(Stored data entries)

══════

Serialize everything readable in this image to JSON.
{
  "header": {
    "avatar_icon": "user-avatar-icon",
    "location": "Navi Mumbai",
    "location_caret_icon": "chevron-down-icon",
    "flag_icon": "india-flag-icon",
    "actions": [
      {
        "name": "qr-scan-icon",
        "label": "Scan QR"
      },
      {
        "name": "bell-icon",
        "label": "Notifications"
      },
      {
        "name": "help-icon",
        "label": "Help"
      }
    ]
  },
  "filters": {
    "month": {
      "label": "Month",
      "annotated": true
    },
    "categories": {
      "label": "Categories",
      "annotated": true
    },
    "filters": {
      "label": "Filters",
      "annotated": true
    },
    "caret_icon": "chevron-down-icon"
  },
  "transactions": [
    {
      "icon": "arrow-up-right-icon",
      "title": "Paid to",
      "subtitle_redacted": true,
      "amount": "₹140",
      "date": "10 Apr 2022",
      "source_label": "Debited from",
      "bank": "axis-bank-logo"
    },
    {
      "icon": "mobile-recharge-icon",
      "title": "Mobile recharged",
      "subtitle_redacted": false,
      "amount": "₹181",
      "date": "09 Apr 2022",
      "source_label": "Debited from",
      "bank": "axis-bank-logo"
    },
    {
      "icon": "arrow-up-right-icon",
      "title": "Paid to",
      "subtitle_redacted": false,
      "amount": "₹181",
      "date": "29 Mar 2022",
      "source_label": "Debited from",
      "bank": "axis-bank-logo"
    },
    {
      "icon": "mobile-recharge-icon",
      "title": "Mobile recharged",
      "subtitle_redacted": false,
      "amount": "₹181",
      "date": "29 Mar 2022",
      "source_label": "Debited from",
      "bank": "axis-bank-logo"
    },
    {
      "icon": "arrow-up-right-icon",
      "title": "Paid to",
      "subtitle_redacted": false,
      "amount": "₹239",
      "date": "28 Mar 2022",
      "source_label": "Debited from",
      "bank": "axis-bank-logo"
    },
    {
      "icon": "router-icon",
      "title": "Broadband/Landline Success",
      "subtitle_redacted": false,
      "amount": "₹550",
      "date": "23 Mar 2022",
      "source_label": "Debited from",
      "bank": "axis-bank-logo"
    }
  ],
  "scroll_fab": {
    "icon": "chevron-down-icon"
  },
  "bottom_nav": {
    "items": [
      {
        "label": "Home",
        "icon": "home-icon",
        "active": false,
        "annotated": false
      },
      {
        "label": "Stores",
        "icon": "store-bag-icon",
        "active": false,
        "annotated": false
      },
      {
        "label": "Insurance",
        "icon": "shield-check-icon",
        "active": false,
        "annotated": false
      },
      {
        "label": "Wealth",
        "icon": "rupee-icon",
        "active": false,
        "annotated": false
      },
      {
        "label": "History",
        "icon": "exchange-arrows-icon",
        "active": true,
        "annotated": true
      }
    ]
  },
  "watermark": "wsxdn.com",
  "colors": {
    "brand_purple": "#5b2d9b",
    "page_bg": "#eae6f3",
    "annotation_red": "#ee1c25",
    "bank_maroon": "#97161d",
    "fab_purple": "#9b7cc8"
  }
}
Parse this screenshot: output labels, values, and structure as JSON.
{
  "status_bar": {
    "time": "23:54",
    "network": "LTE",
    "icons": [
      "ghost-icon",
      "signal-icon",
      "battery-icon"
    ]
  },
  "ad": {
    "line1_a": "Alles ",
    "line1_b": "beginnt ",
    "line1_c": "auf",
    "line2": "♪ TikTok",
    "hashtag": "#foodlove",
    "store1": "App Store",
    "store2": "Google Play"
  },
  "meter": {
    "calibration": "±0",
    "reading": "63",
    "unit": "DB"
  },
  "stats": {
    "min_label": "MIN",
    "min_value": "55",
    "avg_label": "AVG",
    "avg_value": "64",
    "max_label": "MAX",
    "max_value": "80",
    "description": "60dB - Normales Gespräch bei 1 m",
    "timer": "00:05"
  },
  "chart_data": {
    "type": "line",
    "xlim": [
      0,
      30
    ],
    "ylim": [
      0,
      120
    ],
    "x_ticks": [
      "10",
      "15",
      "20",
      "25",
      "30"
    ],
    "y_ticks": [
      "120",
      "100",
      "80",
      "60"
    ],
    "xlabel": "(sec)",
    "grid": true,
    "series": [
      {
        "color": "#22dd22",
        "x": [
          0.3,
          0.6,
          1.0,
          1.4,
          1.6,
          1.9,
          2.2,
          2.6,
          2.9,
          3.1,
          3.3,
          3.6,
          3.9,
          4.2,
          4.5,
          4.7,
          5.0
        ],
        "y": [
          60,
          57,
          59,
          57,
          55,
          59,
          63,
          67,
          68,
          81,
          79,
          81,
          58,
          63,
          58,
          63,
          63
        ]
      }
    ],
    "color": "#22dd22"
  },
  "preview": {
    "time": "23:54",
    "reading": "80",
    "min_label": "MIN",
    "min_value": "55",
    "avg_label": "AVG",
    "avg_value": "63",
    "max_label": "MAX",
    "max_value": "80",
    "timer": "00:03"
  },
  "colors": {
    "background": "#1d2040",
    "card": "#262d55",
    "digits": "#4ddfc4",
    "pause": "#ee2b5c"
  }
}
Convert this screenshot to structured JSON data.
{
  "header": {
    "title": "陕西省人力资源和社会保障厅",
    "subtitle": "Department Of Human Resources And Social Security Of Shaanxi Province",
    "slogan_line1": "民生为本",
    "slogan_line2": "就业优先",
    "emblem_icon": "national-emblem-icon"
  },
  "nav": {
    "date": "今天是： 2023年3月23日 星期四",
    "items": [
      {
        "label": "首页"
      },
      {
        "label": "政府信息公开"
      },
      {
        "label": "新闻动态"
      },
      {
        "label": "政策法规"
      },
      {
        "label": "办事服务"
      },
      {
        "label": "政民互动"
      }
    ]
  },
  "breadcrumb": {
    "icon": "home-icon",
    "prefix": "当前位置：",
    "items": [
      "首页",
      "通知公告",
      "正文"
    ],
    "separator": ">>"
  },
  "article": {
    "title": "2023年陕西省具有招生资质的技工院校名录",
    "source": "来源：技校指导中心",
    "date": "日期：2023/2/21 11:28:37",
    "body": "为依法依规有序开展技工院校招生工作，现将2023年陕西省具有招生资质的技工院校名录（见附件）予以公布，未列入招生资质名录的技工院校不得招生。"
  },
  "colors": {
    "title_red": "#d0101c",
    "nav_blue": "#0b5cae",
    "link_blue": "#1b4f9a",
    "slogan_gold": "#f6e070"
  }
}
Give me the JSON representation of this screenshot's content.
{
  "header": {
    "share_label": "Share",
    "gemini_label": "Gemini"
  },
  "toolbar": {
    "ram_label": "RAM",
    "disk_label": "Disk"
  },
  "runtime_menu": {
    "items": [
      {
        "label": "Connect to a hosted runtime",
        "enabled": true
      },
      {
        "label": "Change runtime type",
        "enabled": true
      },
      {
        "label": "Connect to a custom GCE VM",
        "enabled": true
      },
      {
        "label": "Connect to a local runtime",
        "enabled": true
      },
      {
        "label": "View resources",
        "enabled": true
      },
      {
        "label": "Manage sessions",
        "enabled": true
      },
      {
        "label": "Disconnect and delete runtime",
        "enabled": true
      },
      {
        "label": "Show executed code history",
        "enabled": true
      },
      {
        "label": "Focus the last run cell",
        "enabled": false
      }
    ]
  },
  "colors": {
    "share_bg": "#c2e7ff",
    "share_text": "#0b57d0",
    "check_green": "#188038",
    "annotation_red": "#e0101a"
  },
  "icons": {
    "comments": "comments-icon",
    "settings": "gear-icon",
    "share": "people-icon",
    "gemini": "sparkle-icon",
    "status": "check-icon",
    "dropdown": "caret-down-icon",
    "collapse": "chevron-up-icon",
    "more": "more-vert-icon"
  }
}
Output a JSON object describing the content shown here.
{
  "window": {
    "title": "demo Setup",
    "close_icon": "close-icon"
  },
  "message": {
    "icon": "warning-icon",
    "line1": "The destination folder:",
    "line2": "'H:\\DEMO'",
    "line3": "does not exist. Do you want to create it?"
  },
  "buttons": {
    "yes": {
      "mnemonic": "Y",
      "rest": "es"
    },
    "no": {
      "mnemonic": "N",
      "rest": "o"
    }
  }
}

══════

• [Exercise brief]: In the records above, find each line with the word "name" and copy it.

• [Reply to the task]:
        "name": "qr-scan-icon",
        "name": "bell-icon",
        "name": "help-icon",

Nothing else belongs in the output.